PASAJE SELECCIONADO:
-----

Tres personas resultaron gravemente heridas y otras cinco contusionadas al ser arrolladas o corneadas por dos toros que barrieron el callejón de la plaza de toros de San Sebastián de los Reyes. El incidente, ocurrido tras el tradicional encierro, desató el pánico durante un largo minuto. El lesionado de mayor consideración es Miguel Córdoba Urzani, de 29 años, que sufrió traumatismo craneoencefálico severo.

El de ayer fue el tercer encierro de San Sebastián de los Reyes, con una participación de más de 3.000 corredores. Excepto un tapón de unas 12 personas formado al caer un corredor en la calle de la Estafeta, transcurrió con normalidad. Los seis toros de la ganadería de Javier Arauz de Robles entraron en la plaza arropados por los cabestros.

Una vez en el coso, los animales se resistieron a entrar en los toriles. Cinco veces lo intentaron inútilmente los dobladores. Aprovechando un hueco entre los tendidos, uno de los toros saltó la barrera e invadió el callejón, siendo seguido unos segundos después por otro astado, precipitándose sobre los mozos.

-----

EXTRACTOS DE REGISTROS:

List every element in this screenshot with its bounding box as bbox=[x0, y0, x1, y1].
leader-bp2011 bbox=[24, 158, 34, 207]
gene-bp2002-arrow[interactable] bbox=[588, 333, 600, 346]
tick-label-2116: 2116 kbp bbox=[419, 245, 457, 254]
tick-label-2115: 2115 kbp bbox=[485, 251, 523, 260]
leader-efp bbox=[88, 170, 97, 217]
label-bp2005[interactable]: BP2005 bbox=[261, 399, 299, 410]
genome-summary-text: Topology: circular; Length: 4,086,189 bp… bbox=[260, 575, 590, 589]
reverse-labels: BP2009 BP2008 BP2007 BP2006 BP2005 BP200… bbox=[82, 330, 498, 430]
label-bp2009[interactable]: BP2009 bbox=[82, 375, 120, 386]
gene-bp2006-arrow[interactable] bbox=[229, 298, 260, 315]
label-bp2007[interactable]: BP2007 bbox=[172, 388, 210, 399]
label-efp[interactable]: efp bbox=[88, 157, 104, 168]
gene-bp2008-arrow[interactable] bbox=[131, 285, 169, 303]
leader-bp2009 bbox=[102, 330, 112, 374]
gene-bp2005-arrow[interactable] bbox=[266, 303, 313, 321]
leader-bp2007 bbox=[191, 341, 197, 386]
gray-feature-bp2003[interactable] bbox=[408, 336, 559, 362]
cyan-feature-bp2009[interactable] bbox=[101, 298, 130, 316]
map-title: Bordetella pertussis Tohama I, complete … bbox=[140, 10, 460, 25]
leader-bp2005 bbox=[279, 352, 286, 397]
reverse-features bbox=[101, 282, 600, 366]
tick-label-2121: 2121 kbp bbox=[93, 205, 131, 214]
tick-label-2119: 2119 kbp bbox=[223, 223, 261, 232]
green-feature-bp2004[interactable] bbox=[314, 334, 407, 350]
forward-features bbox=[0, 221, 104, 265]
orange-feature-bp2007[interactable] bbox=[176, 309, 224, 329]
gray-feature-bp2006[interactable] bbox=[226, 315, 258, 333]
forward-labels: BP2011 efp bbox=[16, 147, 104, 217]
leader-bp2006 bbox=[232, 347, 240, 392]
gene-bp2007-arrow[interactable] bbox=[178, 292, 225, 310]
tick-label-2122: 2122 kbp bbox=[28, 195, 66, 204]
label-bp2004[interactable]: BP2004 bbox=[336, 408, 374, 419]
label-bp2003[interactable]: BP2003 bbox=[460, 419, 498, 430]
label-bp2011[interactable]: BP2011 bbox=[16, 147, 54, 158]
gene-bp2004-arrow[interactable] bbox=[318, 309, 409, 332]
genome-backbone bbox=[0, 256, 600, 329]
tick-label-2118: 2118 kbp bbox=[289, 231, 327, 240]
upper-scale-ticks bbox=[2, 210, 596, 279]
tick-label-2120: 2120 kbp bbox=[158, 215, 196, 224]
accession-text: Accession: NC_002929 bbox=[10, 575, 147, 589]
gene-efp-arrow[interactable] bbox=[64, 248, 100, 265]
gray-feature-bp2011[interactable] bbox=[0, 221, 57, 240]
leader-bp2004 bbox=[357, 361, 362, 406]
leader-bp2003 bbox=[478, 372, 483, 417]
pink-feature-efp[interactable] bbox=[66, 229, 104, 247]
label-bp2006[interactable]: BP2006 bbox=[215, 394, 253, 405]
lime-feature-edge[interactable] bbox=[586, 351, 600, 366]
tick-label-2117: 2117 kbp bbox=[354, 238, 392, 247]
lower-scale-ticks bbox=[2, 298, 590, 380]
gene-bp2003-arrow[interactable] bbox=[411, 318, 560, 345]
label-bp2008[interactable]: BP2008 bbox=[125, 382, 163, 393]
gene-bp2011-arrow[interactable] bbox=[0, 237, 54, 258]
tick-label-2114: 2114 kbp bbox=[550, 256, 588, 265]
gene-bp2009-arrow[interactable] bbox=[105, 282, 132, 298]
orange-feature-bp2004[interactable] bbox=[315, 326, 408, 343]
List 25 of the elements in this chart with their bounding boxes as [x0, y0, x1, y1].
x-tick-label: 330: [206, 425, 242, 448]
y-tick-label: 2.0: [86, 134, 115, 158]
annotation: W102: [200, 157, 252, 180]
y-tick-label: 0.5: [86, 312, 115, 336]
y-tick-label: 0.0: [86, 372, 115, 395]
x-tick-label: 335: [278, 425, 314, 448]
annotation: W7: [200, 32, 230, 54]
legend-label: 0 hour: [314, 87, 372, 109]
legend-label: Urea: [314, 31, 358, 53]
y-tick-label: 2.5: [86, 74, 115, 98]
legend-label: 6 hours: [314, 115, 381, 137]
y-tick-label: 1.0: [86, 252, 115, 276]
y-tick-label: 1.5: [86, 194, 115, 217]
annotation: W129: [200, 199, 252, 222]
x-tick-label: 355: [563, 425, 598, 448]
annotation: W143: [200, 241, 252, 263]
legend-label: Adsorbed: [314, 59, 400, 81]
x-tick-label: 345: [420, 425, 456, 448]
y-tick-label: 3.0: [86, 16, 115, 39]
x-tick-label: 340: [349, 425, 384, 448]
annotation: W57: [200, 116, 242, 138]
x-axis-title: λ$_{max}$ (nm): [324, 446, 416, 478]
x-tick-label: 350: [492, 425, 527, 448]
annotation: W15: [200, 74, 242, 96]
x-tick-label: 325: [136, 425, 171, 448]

-----

INSTRUCCIONES: Reproduce sin cambios el fragmento del texto sobre el encierro de San Sebastián de los Reyes que va desde "Una vez en el" hasta "sobre los mozos.".

SOLUCIÓN ESCRITA:
Una vez en el coso, los animales se resistieron a entrar en los toriles. Cinco veces lo intentaron inútilmente los dobladores. Aprovechando un hueco entre los tendidos, uno de los toros saltó la barrera e invadió el callejón, siendo seguido unos segundos después por otro astado, precipitándose sobre los mozos.